- _What is being asked_:
In the listing below, find every line containing "รายการ" and copy it out.

- _Given records_:

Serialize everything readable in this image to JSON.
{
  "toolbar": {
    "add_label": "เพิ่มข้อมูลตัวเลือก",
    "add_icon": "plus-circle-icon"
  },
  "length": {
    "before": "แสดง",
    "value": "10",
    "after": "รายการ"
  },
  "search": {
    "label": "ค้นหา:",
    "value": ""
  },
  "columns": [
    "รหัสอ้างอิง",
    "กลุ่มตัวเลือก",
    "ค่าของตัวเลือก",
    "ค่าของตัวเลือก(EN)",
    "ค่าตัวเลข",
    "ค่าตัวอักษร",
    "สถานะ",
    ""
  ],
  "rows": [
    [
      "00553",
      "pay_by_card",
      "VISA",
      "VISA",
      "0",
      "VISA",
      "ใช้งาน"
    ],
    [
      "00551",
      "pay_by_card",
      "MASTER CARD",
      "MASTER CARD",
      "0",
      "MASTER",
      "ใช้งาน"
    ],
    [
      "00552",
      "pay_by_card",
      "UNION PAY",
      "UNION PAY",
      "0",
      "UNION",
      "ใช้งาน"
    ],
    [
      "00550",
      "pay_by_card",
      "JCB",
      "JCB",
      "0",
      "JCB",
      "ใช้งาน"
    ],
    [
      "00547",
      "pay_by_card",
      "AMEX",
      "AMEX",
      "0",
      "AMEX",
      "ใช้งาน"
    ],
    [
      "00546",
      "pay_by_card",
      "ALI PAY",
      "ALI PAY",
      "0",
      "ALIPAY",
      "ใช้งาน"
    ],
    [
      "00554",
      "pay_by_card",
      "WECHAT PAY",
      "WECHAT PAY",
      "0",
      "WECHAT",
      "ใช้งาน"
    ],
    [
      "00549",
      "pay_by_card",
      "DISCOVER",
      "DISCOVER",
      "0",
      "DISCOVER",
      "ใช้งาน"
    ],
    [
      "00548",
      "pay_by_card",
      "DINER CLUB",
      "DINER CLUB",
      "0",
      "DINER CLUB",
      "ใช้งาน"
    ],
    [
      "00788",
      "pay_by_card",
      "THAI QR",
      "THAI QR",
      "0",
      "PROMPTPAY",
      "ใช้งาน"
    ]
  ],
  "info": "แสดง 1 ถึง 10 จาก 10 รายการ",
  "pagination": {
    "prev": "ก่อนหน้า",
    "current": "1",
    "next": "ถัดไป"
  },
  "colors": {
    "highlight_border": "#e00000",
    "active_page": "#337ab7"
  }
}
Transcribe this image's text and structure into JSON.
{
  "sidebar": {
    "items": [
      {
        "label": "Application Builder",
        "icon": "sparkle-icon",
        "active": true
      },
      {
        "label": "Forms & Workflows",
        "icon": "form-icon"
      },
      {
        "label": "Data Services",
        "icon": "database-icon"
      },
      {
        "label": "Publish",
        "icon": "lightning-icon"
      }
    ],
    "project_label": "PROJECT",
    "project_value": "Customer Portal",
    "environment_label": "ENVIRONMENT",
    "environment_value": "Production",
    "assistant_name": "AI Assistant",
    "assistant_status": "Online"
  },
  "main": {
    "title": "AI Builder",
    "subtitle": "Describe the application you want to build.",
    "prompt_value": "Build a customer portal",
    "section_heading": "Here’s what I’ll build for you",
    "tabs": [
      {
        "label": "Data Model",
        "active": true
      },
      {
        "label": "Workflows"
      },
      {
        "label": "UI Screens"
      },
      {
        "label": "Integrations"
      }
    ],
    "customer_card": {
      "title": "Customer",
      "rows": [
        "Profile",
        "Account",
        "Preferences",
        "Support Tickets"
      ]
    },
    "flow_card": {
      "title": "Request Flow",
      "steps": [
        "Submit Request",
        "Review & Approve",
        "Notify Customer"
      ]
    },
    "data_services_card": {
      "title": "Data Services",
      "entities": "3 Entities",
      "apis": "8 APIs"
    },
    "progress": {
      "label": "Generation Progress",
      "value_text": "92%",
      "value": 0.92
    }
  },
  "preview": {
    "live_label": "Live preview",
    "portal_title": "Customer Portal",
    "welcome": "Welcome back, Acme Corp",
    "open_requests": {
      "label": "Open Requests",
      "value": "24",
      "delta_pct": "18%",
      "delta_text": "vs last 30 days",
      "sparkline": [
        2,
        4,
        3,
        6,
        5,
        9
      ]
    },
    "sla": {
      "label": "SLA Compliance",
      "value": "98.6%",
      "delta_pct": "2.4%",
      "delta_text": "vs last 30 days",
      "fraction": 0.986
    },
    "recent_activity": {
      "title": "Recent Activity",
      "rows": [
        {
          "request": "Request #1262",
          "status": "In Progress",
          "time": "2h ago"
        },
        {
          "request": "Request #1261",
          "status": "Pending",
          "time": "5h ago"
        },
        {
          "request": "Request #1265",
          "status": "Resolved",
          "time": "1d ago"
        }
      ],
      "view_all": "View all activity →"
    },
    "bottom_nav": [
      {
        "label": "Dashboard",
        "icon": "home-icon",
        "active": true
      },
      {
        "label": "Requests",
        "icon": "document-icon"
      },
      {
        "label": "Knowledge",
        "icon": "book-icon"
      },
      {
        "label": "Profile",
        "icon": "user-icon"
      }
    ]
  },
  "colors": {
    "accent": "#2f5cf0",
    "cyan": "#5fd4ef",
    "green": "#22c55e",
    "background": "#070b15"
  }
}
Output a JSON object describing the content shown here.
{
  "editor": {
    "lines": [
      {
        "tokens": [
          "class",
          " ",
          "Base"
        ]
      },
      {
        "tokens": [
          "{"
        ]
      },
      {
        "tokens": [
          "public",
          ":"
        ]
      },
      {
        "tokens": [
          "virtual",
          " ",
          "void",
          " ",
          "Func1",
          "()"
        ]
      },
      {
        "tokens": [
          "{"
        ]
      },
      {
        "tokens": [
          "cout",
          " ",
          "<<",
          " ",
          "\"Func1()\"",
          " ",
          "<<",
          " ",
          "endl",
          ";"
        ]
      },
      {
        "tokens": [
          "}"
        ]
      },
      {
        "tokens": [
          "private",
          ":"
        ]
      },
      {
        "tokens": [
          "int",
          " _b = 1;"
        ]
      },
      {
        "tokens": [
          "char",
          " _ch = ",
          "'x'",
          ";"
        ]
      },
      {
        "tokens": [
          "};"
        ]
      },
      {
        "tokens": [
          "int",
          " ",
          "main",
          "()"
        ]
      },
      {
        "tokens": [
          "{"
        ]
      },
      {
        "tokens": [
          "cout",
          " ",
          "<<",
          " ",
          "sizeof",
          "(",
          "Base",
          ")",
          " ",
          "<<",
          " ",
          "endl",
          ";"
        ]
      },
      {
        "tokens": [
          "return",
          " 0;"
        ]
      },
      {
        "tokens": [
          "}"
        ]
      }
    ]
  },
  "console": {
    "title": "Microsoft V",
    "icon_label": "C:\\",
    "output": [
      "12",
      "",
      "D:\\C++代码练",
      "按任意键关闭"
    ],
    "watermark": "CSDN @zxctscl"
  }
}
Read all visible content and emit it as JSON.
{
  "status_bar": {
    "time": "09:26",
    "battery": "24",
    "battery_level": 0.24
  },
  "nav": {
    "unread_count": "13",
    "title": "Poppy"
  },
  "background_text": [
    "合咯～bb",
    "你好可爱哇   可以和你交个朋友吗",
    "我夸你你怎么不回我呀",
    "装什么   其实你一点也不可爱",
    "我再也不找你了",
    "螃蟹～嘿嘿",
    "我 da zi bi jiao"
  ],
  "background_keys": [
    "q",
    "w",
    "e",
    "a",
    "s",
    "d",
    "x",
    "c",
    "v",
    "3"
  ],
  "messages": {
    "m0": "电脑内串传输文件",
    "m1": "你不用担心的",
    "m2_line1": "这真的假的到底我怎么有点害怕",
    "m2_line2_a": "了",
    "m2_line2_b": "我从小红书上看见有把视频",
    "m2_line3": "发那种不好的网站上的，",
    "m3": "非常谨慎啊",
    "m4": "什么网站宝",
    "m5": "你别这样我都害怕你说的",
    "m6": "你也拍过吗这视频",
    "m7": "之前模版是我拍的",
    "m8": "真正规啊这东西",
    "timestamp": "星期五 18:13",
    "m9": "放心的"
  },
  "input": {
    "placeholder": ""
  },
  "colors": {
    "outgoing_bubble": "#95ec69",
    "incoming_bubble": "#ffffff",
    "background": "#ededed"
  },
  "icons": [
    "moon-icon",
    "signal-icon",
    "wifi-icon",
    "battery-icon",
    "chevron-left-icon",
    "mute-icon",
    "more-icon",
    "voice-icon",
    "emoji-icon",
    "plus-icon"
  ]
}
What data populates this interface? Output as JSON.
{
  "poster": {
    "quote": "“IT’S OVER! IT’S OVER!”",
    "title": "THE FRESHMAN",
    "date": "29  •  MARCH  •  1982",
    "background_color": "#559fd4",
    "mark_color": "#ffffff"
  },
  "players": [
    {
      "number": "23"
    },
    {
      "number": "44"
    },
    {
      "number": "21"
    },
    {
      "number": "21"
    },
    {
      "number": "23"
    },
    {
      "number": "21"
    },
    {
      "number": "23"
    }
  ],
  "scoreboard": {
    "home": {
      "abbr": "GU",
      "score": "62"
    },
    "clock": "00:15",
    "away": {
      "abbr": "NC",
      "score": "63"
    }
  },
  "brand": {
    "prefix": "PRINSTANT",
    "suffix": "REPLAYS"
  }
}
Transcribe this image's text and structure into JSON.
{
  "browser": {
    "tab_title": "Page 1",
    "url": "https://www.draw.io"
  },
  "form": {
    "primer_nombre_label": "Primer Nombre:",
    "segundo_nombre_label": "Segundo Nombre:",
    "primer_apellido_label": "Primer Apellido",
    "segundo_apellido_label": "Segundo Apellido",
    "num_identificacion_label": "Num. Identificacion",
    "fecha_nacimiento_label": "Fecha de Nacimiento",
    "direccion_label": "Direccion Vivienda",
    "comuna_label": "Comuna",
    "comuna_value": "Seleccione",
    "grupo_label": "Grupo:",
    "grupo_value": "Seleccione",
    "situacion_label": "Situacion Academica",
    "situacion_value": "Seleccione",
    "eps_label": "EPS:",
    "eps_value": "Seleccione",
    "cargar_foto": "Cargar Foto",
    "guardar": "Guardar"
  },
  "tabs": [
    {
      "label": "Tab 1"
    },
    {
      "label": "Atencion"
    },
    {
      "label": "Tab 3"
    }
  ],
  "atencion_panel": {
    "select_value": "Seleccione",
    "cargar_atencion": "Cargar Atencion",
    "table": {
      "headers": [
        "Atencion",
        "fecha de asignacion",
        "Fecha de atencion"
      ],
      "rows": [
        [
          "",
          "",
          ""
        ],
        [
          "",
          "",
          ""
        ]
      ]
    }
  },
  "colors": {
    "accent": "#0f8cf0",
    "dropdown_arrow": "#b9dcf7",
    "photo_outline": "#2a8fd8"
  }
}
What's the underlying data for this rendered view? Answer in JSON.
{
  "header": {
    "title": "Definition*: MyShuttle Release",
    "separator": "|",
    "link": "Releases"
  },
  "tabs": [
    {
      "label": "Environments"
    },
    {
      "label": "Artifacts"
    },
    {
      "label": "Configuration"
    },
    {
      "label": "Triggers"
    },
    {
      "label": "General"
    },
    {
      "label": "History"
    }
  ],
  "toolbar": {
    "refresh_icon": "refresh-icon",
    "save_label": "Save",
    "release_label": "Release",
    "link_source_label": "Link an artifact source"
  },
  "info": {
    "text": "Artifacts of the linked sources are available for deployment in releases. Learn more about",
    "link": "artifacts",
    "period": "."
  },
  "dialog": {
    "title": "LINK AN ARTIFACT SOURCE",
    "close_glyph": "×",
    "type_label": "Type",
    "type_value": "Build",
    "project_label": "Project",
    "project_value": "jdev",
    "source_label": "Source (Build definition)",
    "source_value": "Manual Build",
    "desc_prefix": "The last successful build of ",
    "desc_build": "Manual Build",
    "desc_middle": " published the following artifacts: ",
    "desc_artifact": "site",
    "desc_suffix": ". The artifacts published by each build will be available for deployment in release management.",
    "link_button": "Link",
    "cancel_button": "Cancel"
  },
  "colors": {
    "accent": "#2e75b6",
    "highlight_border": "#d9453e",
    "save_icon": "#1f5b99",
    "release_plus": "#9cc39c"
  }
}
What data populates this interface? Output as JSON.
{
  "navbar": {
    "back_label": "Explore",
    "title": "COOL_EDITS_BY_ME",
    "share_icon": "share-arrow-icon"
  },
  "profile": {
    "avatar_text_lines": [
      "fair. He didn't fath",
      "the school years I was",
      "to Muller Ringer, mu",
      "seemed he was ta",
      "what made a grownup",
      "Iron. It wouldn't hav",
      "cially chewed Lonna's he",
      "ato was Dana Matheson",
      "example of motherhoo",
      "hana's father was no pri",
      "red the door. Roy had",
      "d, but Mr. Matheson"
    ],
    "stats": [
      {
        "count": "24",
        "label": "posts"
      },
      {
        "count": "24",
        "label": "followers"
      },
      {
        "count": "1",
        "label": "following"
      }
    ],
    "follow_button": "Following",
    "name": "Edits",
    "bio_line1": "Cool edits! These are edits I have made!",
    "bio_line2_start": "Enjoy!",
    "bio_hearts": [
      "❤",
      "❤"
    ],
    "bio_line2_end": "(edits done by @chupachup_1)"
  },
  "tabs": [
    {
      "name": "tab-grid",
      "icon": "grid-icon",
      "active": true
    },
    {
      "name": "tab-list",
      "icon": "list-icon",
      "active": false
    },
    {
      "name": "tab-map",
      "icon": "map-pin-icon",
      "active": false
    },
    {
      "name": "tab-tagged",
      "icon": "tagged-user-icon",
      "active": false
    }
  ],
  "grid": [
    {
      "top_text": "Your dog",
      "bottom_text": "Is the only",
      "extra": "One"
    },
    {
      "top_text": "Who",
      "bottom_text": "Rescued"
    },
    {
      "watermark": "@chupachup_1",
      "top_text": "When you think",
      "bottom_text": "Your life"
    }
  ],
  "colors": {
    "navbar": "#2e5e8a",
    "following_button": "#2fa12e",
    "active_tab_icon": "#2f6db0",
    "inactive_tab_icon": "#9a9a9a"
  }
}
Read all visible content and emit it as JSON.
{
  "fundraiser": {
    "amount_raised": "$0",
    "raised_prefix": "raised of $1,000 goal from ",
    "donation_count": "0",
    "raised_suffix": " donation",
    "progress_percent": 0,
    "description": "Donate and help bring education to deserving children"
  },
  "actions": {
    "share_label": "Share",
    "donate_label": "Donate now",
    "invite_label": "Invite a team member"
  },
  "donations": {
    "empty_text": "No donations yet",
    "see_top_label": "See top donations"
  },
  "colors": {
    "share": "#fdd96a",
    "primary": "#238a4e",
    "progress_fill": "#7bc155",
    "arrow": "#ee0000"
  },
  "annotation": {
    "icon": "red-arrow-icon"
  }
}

- _Finished answer_:
    "after": "รายการ"
  "info": "แสดง 1 ถึง 10 จาก 10 รายการ",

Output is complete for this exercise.